Start Supplied data

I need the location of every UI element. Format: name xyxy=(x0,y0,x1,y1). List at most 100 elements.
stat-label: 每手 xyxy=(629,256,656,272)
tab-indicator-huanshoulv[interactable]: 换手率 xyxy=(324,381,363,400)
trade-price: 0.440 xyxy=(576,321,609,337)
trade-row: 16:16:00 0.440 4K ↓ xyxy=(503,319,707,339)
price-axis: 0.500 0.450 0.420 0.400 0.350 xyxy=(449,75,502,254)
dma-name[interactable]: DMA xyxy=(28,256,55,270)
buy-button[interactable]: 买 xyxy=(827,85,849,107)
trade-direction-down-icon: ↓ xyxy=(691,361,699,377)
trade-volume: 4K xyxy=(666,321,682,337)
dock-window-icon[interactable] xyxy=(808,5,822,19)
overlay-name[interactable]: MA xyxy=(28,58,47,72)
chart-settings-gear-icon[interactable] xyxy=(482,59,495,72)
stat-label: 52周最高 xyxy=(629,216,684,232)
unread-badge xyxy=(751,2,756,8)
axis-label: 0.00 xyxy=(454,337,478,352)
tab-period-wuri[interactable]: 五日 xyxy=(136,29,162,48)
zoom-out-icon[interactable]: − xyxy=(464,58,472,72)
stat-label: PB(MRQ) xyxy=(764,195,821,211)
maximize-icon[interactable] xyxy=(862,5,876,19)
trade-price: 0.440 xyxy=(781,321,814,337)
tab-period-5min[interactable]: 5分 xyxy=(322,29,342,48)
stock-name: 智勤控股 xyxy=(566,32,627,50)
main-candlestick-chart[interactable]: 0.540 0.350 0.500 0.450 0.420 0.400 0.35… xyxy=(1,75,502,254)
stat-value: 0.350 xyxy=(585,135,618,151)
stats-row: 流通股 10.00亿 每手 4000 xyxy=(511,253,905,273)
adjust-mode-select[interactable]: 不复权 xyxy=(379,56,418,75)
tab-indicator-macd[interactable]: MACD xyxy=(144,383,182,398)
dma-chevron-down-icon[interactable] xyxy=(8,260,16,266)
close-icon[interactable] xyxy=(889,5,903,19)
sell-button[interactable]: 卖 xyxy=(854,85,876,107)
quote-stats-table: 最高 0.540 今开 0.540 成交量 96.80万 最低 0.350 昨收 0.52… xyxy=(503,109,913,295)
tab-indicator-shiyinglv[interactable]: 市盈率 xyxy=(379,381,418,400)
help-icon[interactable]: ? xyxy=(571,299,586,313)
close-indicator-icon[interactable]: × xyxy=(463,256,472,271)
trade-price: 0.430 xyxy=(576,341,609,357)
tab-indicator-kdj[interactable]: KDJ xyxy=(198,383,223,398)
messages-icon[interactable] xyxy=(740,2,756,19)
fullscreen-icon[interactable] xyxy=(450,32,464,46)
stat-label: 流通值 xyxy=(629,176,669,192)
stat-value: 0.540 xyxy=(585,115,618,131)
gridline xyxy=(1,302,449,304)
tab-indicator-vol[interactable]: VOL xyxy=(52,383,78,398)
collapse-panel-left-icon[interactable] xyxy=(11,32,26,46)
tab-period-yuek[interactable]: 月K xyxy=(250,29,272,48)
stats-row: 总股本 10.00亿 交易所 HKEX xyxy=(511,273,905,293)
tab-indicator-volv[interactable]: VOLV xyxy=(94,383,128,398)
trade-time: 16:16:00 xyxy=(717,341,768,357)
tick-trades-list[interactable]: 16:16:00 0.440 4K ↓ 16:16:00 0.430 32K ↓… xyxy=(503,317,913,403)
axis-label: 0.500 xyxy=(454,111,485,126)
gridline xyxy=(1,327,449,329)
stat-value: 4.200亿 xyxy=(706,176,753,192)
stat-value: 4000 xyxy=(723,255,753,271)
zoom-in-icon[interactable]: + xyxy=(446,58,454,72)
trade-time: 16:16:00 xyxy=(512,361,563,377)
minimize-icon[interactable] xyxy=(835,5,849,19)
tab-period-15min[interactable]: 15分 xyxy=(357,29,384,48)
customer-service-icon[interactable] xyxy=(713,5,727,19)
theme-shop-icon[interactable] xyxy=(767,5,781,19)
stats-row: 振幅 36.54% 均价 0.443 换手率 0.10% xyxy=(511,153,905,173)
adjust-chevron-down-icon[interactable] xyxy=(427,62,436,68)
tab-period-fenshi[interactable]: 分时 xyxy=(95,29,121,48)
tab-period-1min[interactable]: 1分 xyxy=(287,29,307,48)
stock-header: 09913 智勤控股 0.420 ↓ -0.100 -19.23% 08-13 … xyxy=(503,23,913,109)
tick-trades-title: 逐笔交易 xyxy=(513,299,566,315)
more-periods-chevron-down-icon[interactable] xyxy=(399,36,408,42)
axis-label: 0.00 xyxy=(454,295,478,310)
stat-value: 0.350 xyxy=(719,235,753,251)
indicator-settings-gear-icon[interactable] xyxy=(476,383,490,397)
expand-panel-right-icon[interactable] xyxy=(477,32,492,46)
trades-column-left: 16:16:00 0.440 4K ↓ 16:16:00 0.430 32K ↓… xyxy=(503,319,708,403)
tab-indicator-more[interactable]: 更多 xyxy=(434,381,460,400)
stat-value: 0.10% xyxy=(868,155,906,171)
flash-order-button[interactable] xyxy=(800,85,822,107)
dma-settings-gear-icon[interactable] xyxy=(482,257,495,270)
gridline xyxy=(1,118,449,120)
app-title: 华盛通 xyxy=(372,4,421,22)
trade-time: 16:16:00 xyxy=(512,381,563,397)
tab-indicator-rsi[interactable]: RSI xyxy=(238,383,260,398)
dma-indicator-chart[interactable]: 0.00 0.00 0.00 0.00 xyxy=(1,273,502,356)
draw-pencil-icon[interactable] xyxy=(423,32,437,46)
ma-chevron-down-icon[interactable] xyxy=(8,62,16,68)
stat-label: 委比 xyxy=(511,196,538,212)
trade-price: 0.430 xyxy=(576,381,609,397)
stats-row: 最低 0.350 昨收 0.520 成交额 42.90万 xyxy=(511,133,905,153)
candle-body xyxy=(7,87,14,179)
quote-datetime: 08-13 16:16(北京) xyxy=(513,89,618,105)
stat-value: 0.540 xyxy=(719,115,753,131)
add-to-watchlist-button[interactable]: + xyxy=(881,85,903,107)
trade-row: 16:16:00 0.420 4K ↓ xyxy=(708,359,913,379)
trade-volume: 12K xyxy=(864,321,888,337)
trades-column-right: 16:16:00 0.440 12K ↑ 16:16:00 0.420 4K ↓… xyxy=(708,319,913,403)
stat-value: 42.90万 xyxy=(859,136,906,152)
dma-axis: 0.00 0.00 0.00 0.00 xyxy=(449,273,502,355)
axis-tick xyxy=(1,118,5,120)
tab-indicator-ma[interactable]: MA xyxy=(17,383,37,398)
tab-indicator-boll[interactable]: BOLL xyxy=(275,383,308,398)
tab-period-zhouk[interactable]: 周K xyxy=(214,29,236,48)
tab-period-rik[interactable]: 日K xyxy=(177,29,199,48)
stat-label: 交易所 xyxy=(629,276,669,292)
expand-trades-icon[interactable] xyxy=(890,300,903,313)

End Supplied data

Written instruction: Rewrite the stretch of entries from the beginning through the line containing "trade-volume: 4K xyxy=(666,321,682,337)", changing "interactable" to "clickable" and keeping everything else the same.

Solved problem:
I need the location of every UI element. Format: name xyxy=(x0,y0,x1,y1). List at most 100 elements.
stat-label: 每手 xyxy=(629,256,656,272)
tab-indicator-huanshoulv[clickable]: 换手率 xyxy=(324,381,363,400)
trade-price: 0.440 xyxy=(576,321,609,337)
trade-row: 16:16:00 0.440 4K ↓ xyxy=(503,319,707,339)
price-axis: 0.500 0.450 0.420 0.400 0.350 xyxy=(449,75,502,254)
dma-name[clickable]: DMA xyxy=(28,256,55,270)
buy-button[clickable]: 买 xyxy=(827,85,849,107)
trade-direction-down-icon: ↓ xyxy=(691,361,699,377)
trade-volume: 4K xyxy=(666,321,682,337)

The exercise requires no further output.